• [WRITTEN TASK]: Write out the listing beneath this instruction in its entirety, exactly as it reads.

• [SOURCE MATERIAL]:
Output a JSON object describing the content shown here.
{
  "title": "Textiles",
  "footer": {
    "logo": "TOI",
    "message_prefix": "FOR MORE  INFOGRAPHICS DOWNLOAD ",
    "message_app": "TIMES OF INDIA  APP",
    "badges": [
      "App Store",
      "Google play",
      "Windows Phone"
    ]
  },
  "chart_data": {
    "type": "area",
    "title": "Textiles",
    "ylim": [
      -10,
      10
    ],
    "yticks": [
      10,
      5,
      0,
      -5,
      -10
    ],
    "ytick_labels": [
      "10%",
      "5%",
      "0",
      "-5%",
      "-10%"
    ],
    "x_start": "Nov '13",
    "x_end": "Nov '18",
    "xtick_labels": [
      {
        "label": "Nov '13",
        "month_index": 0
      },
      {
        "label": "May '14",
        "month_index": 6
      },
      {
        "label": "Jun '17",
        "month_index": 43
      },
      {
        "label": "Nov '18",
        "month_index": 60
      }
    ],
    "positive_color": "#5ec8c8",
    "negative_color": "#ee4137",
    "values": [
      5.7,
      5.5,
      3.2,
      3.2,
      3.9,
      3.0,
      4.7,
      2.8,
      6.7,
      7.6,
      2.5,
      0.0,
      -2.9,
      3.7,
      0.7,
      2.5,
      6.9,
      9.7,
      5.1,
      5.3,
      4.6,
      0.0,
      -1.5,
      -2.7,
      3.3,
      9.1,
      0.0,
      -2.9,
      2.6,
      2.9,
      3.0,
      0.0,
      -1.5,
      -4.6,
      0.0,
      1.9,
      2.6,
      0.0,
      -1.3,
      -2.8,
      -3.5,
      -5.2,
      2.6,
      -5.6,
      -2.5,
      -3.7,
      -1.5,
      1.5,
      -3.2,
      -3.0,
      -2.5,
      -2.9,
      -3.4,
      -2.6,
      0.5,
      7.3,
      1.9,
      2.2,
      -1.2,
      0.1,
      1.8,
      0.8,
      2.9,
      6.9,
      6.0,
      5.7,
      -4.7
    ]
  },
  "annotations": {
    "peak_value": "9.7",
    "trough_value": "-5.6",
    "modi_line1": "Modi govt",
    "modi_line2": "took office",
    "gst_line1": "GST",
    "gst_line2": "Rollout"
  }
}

• [THE COMPLETED TASK]:
Output a JSON object describing the content shown here.
{
  "title": "Textiles",
  "footer": {
    "logo": "TOI",
    "message_prefix": "FOR MORE  INFOGRAPHICS DOWNLOAD ",
    "message_app": "TIMES OF INDIA  APP",
    "badges": [
      "App Store",
      "Google play",
      "Windows Phone"
    ]
  },
  "chart_data": {
    "type": "area",
    "title": "Textiles",
    "ylim": [
      -10,
      10
    ],
    "yticks": [
      10,
      5,
      0,
      -5,
      -10
    ],
    "ytick_labels": [
      "10%",
      "5%",
      "0",
      "-5%",
      "-10%"
    ],
    "x_start": "Nov '13",
    "x_end": "Nov '18",
    "xtick_labels": [
      {
        "label": "Nov '13",
        "month_index": 0
      },
      {
        "label": "May '14",
        "month_index": 6
      },
      {
        "label": "Jun '17",
        "month_index": 43
      },
      {
        "label": "Nov '18",
        "month_index": 60
      }
    ],
    "positive_color": "#5ec8c8",
    "negative_color": "#ee4137",
    "values": [
      5.7,
      5.5,
      3.2,
      3.2,
      3.9,
      3.0,
      4.7,
      2.8,
      6.7,
      7.6,
      2.5,
      0.0,
      -2.9,
      3.7,
      0.7,
      2.5,
      6.9,
      9.7,
      5.1,
      5.3,
      4.6,
      0.0,
      -1.5,
      -2.7,
      3.3,
      9.1,
      0.0,
      -2.9,
      2.6,
      2.9,
      3.0,
      0.0,
      -1.5,
      -4.6,
      0.0,
      1.9,
      2.6,
      0.0,
      -1.3,
      -2.8,
      -3.5,
      -5.2,
      2.6,
      -5.6,
      -2.5,
      -3.7,
      -1.5,
      1.5,
      -3.2,
      -3.0,
      -2.5,
      -2.9,
      -3.4,
      -2.6,
      0.5,
      7.3,
      1.9,
      2.2,
      -1.2,
      0.1,
      1.8,
      0.8,
      2.9,
      6.9,
      6.0,
      5.7,
      -4.7
    ]
  },
  "annotations": {
    "peak_value": "9.7",
    "trough_value": "-5.6",
    "modi_line1": "Modi govt",
    "modi_line2": "took office",
    "gst_line1": "GST",
    "gst_line2": "Rollout"
  }
}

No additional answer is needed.